● JOB: Where a line of the material contains the string "Gilles", copy that line.

● MATERIAL FOR THIS EXERCISE:
####

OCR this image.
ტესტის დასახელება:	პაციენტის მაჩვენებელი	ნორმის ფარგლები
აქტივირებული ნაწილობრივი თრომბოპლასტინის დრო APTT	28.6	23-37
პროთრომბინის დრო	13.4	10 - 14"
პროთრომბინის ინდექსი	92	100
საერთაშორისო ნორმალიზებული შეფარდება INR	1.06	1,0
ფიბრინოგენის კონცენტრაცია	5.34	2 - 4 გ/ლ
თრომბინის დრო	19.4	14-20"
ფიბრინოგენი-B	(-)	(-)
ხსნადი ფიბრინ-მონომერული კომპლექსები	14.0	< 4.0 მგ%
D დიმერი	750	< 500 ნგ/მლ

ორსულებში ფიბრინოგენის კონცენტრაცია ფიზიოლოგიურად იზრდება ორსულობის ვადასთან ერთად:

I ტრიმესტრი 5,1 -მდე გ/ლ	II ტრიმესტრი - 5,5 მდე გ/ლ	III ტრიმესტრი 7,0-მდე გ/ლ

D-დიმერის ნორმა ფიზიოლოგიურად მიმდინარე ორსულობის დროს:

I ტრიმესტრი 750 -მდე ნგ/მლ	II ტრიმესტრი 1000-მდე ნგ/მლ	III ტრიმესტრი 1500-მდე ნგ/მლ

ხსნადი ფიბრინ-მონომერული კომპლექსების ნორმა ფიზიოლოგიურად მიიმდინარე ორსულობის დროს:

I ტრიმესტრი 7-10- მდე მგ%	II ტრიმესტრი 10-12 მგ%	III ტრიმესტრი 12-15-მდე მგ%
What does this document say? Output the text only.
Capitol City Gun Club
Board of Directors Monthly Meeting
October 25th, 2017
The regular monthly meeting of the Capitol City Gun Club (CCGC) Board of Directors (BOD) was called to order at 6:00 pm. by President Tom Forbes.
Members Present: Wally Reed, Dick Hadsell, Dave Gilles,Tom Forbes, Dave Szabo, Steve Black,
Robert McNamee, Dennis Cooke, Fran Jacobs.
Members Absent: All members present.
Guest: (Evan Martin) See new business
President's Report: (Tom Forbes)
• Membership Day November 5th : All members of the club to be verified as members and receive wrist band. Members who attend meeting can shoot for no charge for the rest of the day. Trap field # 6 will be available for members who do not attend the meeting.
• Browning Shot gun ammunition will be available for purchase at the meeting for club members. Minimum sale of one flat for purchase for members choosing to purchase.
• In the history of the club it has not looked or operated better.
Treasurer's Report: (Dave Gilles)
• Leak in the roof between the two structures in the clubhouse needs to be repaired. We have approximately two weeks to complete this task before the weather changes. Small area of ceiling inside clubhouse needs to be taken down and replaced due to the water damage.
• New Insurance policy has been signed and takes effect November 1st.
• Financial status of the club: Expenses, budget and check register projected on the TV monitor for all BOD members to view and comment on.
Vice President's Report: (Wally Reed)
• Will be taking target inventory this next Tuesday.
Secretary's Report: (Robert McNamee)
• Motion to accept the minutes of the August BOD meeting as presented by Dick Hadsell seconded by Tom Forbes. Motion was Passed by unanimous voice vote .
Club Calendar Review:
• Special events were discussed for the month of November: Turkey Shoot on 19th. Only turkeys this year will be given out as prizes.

####

● CORRECT RESULT:
Members Present: Wally Reed, Dick Hadsell, Dave Gilles,Tom Forbes, Dave Szabo, Steve Black,
Treasurer's Report: (Dave Gilles)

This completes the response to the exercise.